* _WHAT THE TASK REQUIRES_: Copy every record word for word.

>> START INPUT FOR THIS TASK

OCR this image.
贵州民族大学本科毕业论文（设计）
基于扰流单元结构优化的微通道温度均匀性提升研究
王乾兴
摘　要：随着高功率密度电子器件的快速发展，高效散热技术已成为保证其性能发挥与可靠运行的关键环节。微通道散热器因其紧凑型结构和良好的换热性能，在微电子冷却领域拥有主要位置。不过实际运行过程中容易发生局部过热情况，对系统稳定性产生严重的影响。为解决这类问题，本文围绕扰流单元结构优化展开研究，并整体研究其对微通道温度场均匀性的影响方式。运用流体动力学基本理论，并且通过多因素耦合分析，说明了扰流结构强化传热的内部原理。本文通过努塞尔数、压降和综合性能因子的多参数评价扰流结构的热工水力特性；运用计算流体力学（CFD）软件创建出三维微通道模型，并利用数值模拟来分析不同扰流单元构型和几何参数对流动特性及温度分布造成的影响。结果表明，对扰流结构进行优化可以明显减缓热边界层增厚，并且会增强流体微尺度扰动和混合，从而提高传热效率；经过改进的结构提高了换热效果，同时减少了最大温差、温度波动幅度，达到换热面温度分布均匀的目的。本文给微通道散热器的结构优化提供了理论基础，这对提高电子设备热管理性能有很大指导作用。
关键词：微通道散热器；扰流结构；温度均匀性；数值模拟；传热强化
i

>> END INPUT FOR THIS TASK

* _WORKED ANSWER_:
OCR this image.
贵州民族大学本科毕业论文（设计）
基于扰流单元结构优化的微通道温度均匀性提升研究
王乾兴
摘　要：随着高功率密度电子器件的快速发展，高效散热技术已成为保证其性能发挥与可靠运行的关键环节。微通道散热器因其紧凑型结构和良好的换热性能，在微电子冷却领域拥有主要位置。不过实际运行过程中容易发生局部过热情况，对系统稳定性产生严重的影响。为解决这类问题，本文围绕扰流单元结构优化展开研究，并整体研究其对微通道温度场均匀性的影响方式。运用流体动力学基本理论，并且通过多因素耦合分析，说明了扰流结构强化传热的内部原理。本文通过努塞尔数、压降和综合性能因子的多参数评价扰流结构的热工水力特性；运用计算流体力学（CFD）软件创建出三维微通道模型，并利用数值模拟来分析不同扰流单元构型和几何参数对流动特性及温度分布造成的影响。结果表明，对扰流结构进行优化可以明显减缓热边界层增厚，并且会增强流体微尺度扰动和混合，从而提高传热效率；经过改进的结构提高了换热效果，同时减少了最大温差、温度波动幅度，达到换热面温度分布均匀的目的。本文给微通道散热器的结构优化提供了理论基础，这对提高电子设备热管理性能有很大指导作用。
关键词：微通道散热器；扰流结构；温度均匀性；数值模拟；传热强化
i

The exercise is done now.